People who lived through 1984 in Delhi are unlikely
to forget the horrors. After years of inquiries,
commissions, accusations and denials, Prime Minister
Manmohan Singh has, last month, expressed regret
for the horrifying anti-Sikh riots that followed
the assassination of Indira Gandhi, saying that,
"I have no hesitation in apologising not
only to the Sikh community but the whole Indian
nation because what took place in 1984 is the
negation of the concept of nationhood and what
is enshrined in our Constitution."
After 20 years, it is the first time that an Indian
Prime Minister has taken responsibility for these
appalling acts of state-sponsored violence. This
is all the more remarkable since the Congress
Party is deeply implicated in the violence. Congress
leaders, including Jagdish Tytler and Sajjan Kumar,
who were blamed for organising the pogrom have
resigned from their posts.
The Prime Minister says that his government will
try and take action against police officials named
in the Nanavati inquiry commission that was placed
before Parliament last month and led to his apology.
"The past is with us," the Prime Minister
said. "But as human beings, we have the willpower
and we have the ability to write a better future
for all of us."
These are hopeful and welcome words. But it is
important to remember that soothing words about
a better future will not be enough to make it
come true. There is also a need for justice, for
those responsible to be held accountable, for
an accurate account of events to be established,
and for compensation to be paid to victims or
their families. Only when those responsible for
wrongdoing have accepted responsibility or been
dealt with by the law, will those who have suffered
be able to find peace.
The 1984 riots have been discussed in movies,
in books and public debates. The statement of
the Prime Minister will lead to even more discussion.

Raw records:
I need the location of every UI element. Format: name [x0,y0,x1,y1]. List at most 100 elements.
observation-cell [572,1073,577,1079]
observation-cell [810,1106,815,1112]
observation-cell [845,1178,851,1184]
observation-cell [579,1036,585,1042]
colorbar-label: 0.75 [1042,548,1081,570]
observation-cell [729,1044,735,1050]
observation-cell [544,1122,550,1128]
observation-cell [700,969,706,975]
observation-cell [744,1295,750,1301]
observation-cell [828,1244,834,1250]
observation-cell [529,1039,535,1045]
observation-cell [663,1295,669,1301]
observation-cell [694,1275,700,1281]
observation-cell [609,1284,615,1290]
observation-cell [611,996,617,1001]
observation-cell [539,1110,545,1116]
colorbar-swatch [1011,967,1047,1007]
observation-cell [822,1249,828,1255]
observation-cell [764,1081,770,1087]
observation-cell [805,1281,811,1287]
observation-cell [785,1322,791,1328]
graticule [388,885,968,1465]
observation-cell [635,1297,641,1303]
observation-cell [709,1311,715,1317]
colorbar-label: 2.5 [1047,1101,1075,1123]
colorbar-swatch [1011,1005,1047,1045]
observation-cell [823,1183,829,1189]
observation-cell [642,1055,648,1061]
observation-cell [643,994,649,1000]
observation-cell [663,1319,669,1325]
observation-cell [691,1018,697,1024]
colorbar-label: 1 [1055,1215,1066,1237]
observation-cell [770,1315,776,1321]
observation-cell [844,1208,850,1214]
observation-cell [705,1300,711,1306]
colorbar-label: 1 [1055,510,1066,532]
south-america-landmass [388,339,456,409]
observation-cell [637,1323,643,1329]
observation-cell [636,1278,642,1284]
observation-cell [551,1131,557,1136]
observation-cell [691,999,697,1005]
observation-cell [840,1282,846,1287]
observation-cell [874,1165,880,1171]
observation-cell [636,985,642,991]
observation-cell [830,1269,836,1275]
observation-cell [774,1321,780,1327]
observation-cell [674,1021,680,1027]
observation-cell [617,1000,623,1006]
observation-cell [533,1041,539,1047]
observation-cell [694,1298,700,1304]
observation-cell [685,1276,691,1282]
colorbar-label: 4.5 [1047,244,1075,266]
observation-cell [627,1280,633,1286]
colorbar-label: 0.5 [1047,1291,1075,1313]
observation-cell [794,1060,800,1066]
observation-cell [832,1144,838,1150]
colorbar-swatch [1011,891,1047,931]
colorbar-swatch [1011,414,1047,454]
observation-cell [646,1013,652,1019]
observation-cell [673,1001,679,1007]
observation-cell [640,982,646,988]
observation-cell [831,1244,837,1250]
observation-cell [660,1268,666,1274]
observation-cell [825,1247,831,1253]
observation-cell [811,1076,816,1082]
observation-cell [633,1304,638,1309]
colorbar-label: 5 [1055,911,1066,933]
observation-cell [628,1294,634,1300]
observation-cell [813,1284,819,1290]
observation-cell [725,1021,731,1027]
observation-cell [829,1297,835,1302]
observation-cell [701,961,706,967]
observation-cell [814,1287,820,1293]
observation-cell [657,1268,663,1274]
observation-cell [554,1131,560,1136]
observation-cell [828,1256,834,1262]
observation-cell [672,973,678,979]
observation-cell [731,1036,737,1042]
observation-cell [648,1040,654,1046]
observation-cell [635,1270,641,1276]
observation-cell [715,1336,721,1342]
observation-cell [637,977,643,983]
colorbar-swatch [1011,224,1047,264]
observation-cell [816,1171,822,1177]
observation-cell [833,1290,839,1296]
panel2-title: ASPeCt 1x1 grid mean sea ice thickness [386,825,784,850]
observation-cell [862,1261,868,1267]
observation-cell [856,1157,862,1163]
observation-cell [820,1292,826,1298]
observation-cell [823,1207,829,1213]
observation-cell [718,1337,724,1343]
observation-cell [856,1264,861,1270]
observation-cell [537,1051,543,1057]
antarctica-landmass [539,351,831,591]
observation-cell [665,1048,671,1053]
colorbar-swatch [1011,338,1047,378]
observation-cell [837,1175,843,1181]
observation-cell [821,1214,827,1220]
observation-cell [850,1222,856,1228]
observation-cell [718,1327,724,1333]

EXERCISE SET.
1. In the passage on the 1984 riots, swap "justice" for "redress" and give the text from "These are hopeful" up to and including "to find peace.".
2. Locate each line in the records that contains the string "landmass" and copy those lines.

CORRECT ANSWERS.
1.
These are hopeful and welcome words. But it is
important to remember that soothing words about
a better future will not be enough to make it
come true. There is also a need for redress, for
those responsible to be held accountable, for
an accurate account of events to be established,
and for compensation to be paid to victims or
their families. Only when those responsible for
wrongdoing have accepted responsibility or been
dealt with by the law, will those who have suffered
be able to find peace.

2.
south-america-landmass [388,339,456,409]
antarctica-landmass [539,351,831,591]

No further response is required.